Requirement
Report how many lines of the entries below contain the word "województwo", and nothing more.

Records to process
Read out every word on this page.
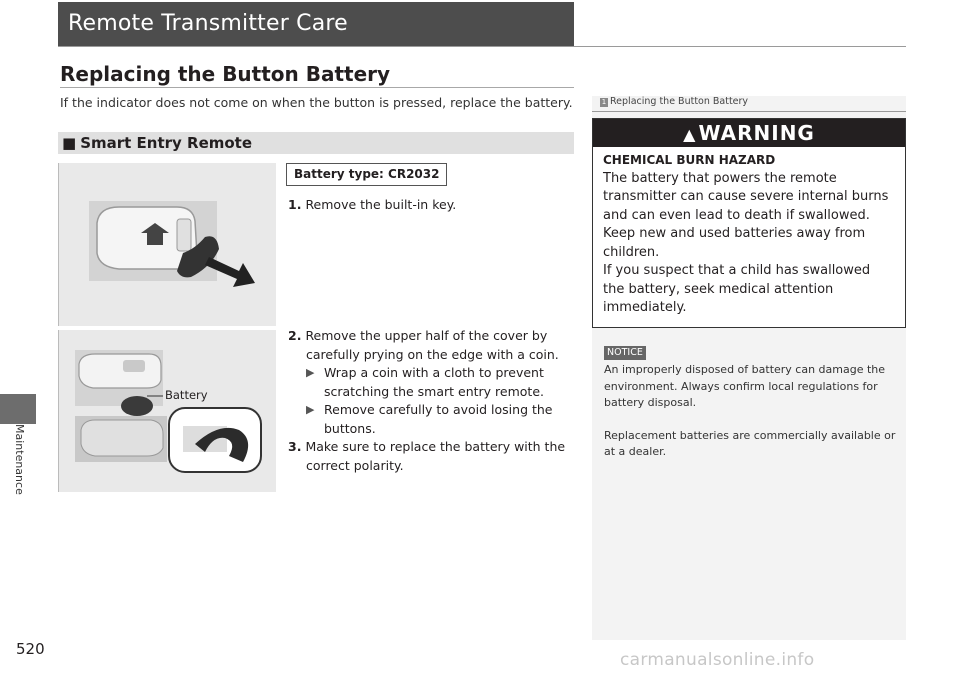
Remote Transmitter Care
Maintenance
520
Replacing the Button Battery
If the indicator does not come on when the button is pressed, replace the battery.
■ Smart Entry Remote
Battery type: CR2032
1. Remove the built-in key.
Battery
2. Remove the upper half of the cover by
carefully prying on the edge with a coin.
▶ Wrap a coin with a cloth to prevent
scratching the smart entry remote.
▶ Remove carefully to avoid losing the
buttons.
3. Make sure to replace the battery with the
correct polarity.
1 Replacing the Button Battery
▲ WARNING
CHEMICAL BURN HAZARD
The battery that powers the remote
transmitter can cause severe internal burns
and can even lead to death if swallowed.
Keep new and used batteries away from
children.
If you suspect that a child has swallowed
the battery, seek medical attention
immediately.
NOTICE

An improperly disposed of battery can damage the environment. Always confirm local regulations for battery disposal.

Replacement batteries are commercially available or at a dealer.

carmanualsonline.info
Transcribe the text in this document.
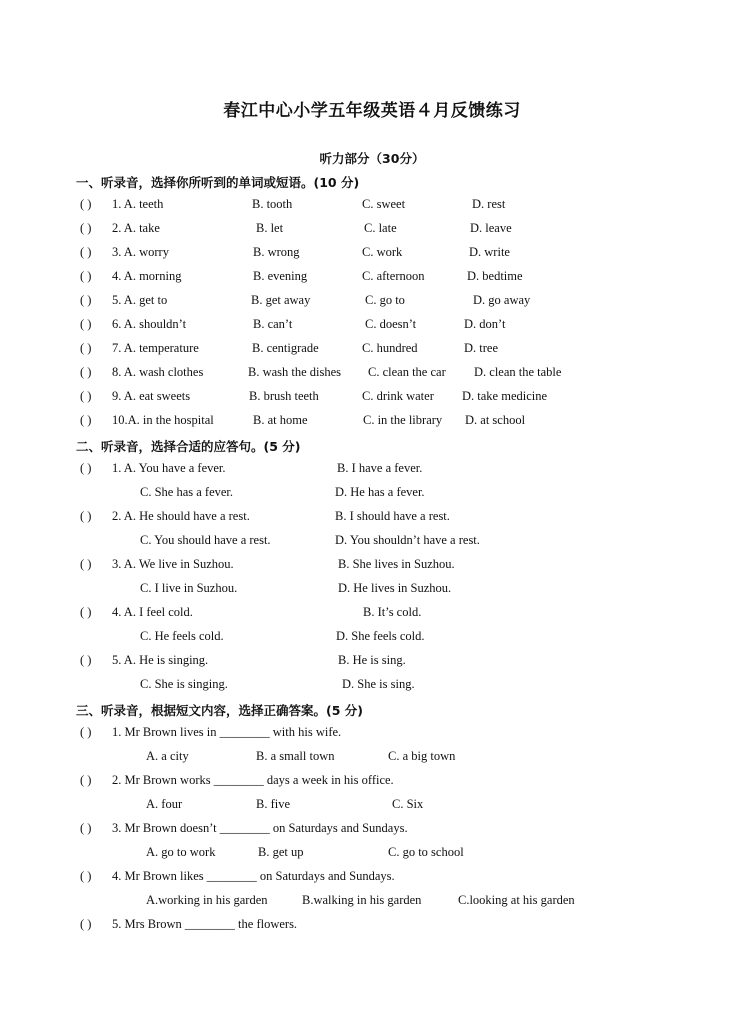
春江中心小学五年级英语４月反馈练习
听力部分（30分）
一、听录音，选择你所听到的单词或短语。(10 分)
( ) 1. A. teeth	B. tooth	C. sweet	D. rest
( ) 2. A. take	B. let	C. late	D. leave
( ) 3. A. worry	B. wrong	C. work	D. write
( ) 4. A. morning	B. evening	C. afternoon	D. bedtime
( ) 5. A. get to	B. get away	C. go to	D. go away
( ) 6. A. shouldn’t	B. can’t	C. doesn’t	D. don’t
( ) 7. A. temperature	B. centigrade	C. hundred	D. tree
( ) 8. A. wash clothes	B. wash the dishes C. clean the car D. clean the table
( ) 9. A. eat sweets	B. brush teeth	C. drink water D. take medicine
( ) 10.A. in the hospital	B. at home	C. in the library D. at school
二、听录音，选择合适的应答句。(5 分)
( ) 1. A. You have a fever.	B. I have a fever.
C. She has a fever.	D. He has a fever.
( ) 2. A. He should have a rest.	B. I should have a rest.
C. You should have a rest.	D. You shouldn’t have a rest.
( ) 3. A. We live in Suzhou.	B. She lives in Suzhou.
C. I live in Suzhou.	D. He lives in Suzhou.
( ) 4. A. I feel cold.	B. It’s cold.
C. He feels cold.	D. She feels cold.
( ) 5. A. He is singing.	B. He is sing.
C. She is singing.	D. She is sing.
三、听录音，根据短文内容，选择正确答案。(5 分)
( ) 1. Mr Brown lives in ________ with his wife.
A. a city	B. a small town	C. a big town
( ) 2. Mr Brown works ________ days a week in his office.
A. four	B. five	C. Six
( ) 3. Mr Brown doesn’t ________ on Saturdays and Sundays.
A. go to work	B. get up	C. go to school
( ) 4. Mr Brown likes ________ on Saturdays and Sundays.
A.working in his garden	B.walking in his garden	C.looking at his garden
( ) 5. Mrs Brown ________ the flowers.
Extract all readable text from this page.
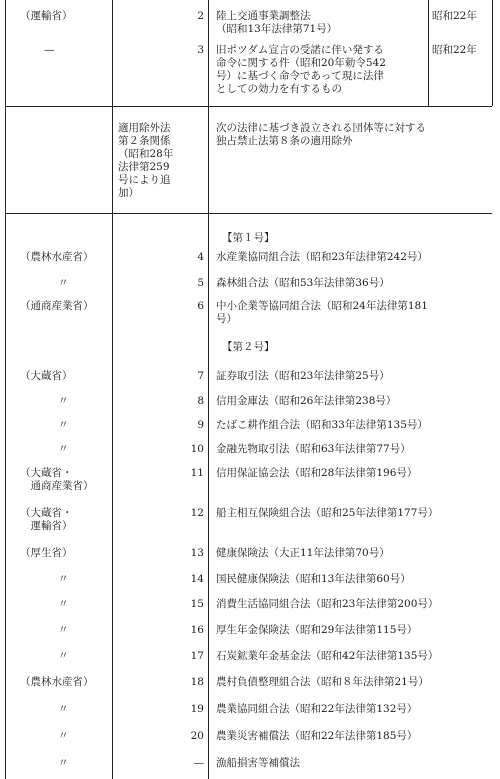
（運輸省）	2 陸上交通事業調整法
（昭和13年法律第71号）
昭和22年
—	3 旧ポツダム宣言の受諾に伴い発する
命令に関する件（昭和20年勅令542
号）に基づく命令であって現に法律
としての効力を有するもの
昭和22年
適用除外法
第２条関係
（昭和28年
法律第259
号により追
加）
次の法律に基づき設立される団体等に対する
独占禁止法第８条の適用除外
【第１号】
【第２号】
（農林水産省）	4 水産業協同組合法（昭和23年法律第242号）
〃	5 森林組合法（昭和53年法律第36号）
（通商産業省）	6 中小企業等協同組合法（昭和24年法律第181
号）
（大蔵省）	7 証券取引法（昭和23年法律第25号）
〃	8 信用金庫法（昭和26年法律第238号）
〃	9 たばこ耕作組合法（昭和33年法律第135号）
〃	10 金融先物取引法（昭和63年法律第77号）
（大蔵省・
　通商産業省）
11 信用保証協会法（昭和28年法律第196号）
（大蔵省・
　運輸省）
12 船主相互保険組合法（昭和25年法律第177号）
（厚生省）	13 健康保険法（大正11年法律第70号）
〃	14 国民健康保険法（昭和13年法律第60号）
〃	15 消費生活協同組合法（昭和23年法律第200号）
〃	16 厚生年金保険法（昭和29年法律第115号）
〃	17 石炭鉱業年金基金法（昭和42年法律第135号）
（農林水産省）	18 農村負債整理組合法（昭和８年法律第21号）
〃	19 農業協同組合法（昭和22年法律第132号）
〃	20 農業災害補償法（昭和22年法律第185号）
〃	— 漁船損害等補償法
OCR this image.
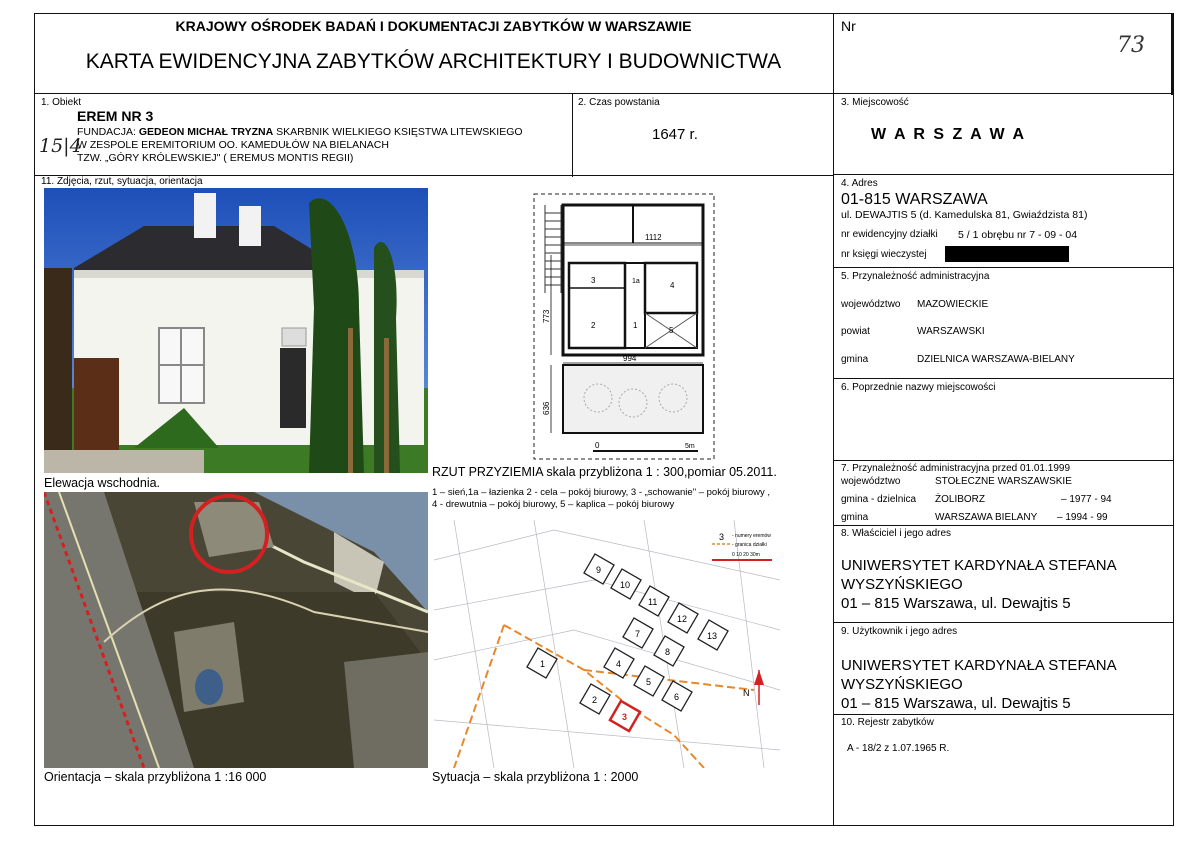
KRAJOWY OŚRODEK BADAŃ I DOKUMENTACJI ZABYTKÓW W WARSZAWIE
KARTA EWIDENCYJNA ZABYTKÓW ARCHITEKTURY I BUDOWNICTWA
Nr
73
1. Obiekt
EREM NR 3
15|4
FUNDACJA: GEDEON MICHAŁ TRYZNA SKARBNIK WIELKIEGO KSIĘSTWA LITEWSKIEGO
W ZESPOLE EREMITORIUM OO. KAMEDUŁÓW NA BIELANACH
TZW. „GÓRY KRÓLEWSKIEJ" ( EREMUS MONTIS REGII)
2. Czas powstania
1647 r.
3. Miejscowość
W A R S Z A W A
4. Adres
01-815 WARSZAWA
ul. DEWAJTIS 5 (d. Kamedulska 81, Gwiaździsta 81)
nr ewidencyjny działki 5 / 1 obrębu nr 7 - 09 - 04
nr księgi wieczystej
5. Przynależność administracyjna
województwo MAZOWIECKIE
powiat	WARSZAWSKI
gmina	DZIELNICA WARSZAWA-BIELANY
6. Poprzednie nazwy miejscowości
7. Przynależność administracyjna przed 01.01.1999
województwo	STOŁECZNE WARSZAWSKIE
gmina - dzielnica ŻOLIBORZ	– 1977 - 94
gmina	WARSZAWA BIELANY – 1994 - 99
8. Właściciel i jego adres
UNIWERSYTET KARDYNAŁA STEFANA
WYSZYŃSKIEGO
01 – 815 Warszawa, ul. Dewajtis 5
9. Użytkownik i jego adres
UNIWERSYTET KARDYNAŁA STEFANA
WYSZYŃSKIEGO
01 – 815 Warszawa, ul. Dewajtis 5
10. Rejestr zabytków
A - 18/2 z 1.07.1965 R.
11. Zdjęcia, rzut, sytuacja, orientacja
Elewacja wschodnia.
1112
773
994
636
3
2
1a
1
4
5
0	5m
RZUT PRZYZIEMIA skala przybliżona 1 : 300,pomiar 05.2011.
1 – sień,1a – łazienka 2 - cela – pokój biurowy, 3 - „schowanie" – pokój biurowy ,
4 - drewutnia – pokój biurowy, 5 – kaplica – pokój biurowy
Orientacja – skala przybliżona 1 :16 000
1
2
3
4
5
6
7
8
9
10
11
12
13
3 - numery eremów
- granica działki
0 10 20 30m
N
Sytuacja – skala przybliżona 1 : 2000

Result below
2